Extracted records
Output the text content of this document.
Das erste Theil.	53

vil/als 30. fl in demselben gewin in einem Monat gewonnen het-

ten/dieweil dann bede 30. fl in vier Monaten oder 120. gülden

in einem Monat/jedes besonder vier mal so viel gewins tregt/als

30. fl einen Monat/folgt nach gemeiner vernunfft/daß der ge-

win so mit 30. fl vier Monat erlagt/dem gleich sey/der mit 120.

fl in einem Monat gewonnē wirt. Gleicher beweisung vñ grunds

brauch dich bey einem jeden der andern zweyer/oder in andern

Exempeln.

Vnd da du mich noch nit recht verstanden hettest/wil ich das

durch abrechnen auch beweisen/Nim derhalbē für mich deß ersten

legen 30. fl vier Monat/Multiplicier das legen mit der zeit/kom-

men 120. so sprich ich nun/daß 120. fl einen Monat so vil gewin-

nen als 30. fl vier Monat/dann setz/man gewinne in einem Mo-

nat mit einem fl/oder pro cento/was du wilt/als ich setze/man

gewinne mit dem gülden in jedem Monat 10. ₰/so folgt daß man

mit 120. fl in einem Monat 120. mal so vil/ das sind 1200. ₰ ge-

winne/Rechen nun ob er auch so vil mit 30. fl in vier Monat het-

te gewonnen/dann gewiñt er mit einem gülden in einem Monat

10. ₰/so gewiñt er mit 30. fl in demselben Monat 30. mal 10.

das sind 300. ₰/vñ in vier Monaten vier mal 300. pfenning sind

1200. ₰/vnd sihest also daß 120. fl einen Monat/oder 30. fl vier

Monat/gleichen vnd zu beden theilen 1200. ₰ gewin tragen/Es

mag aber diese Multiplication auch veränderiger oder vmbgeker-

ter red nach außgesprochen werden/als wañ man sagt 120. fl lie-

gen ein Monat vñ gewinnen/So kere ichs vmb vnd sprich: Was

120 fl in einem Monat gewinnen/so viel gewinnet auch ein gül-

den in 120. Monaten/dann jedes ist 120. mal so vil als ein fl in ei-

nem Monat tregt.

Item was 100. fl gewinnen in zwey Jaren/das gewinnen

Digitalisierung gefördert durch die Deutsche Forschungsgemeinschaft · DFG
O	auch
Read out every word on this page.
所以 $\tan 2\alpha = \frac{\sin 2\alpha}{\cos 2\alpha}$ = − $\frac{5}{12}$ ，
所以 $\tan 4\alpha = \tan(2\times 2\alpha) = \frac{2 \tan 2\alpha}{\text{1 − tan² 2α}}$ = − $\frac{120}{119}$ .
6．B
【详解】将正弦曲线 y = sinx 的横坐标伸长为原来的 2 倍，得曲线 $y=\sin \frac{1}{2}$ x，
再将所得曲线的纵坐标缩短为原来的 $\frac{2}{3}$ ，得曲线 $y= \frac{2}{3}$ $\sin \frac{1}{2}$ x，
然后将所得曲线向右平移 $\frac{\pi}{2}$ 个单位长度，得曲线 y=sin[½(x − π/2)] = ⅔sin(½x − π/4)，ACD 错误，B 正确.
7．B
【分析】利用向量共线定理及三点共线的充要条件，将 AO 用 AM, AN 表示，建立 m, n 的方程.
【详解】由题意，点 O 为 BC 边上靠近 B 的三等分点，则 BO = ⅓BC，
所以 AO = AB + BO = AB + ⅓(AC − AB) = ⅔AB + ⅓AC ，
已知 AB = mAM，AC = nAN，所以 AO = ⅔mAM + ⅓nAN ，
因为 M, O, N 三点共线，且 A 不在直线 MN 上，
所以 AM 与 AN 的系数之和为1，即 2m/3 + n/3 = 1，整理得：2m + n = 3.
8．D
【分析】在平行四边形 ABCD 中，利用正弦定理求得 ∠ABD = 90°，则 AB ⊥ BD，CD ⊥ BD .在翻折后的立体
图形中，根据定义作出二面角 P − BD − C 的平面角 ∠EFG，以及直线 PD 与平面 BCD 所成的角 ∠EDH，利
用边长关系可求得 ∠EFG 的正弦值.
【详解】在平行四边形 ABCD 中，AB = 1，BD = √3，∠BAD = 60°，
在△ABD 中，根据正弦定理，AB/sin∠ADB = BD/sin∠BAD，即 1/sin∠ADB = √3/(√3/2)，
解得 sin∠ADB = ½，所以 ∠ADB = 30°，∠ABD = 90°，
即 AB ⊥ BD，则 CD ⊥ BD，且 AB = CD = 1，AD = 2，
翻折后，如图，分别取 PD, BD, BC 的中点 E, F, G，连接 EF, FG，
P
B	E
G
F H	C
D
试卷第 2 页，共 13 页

What you have to do: In the listing above, find the line containing "Read out every word on this page.", then reproduce it and each line after it through the end, exactly and with nothing added.

Exercise solution:
Read out every word on this page.
所以 $\tan 2\alpha = \frac{\sin 2\alpha}{\cos 2\alpha}$ = − $\frac{5}{12}$ ，
所以 $\tan 4\alpha = \tan(2\times 2\alpha) = \frac{2 \tan 2\alpha}{\text{1 − tan² 2α}}$ = − $\frac{120}{119}$ .
6．B
【详解】将正弦曲线 y = sinx 的横坐标伸长为原来的 2 倍，得曲线 $y=\sin \frac{1}{2}$ x，
再将所得曲线的纵坐标缩短为原来的 $\frac{2}{3}$ ，得曲线 $y= \frac{2}{3}$ $\sin \frac{1}{2}$ x，
然后将所得曲线向右平移 $\frac{\pi}{2}$ 个单位长度，得曲线 y=sin[½(x − π/2)] = ⅔sin(½x − π/4)，ACD 错误，B 正确.
7．B
【分析】利用向量共线定理及三点共线的充要条件，将 AO 用 AM, AN 表示，建立 m, n 的方程.
【详解】由题意，点 O 为 BC 边上靠近 B 的三等分点，则 BO = ⅓BC，
所以 AO = AB + BO = AB + ⅓(AC − AB) = ⅔AB + ⅓AC ，
已知 AB = mAM，AC = nAN，所以 AO = ⅔mAM + ⅓nAN ，
因为 M, O, N 三点共线，且 A 不在直线 MN 上，
所以 AM 与 AN 的系数之和为1，即 2m/3 + n/3 = 1，整理得：2m + n = 3.
8．D
【分析】在平行四边形 ABCD 中，利用正弦定理求得 ∠ABD = 90°，则 AB ⊥ BD，CD ⊥ BD .在翻折后的立体
图形中，根据定义作出二面角 P − BD − C 的平面角 ∠EFG，以及直线 PD 与平面 BCD 所成的角 ∠EDH，利
用边长关系可求得 ∠EFG 的正弦值.
【详解】在平行四边形 ABCD 中，AB = 1，BD = √3，∠BAD = 60°，
在△ABD 中，根据正弦定理，AB/sin∠ADB = BD/sin∠BAD，即 1/sin∠ADB = √3/(√3/2)，
解得 sin∠ADB = ½，所以 ∠ADB = 30°，∠ABD = 90°，
即 AB ⊥ BD，则 CD ⊥ BD，且 AB = CD = 1，AD = 2，
翻折后，如图，分别取 PD, BD, BC 的中点 E, F, G，连接 EF, FG，
P
B	E
G
F H	C
D
试卷第 2 页，共 13 页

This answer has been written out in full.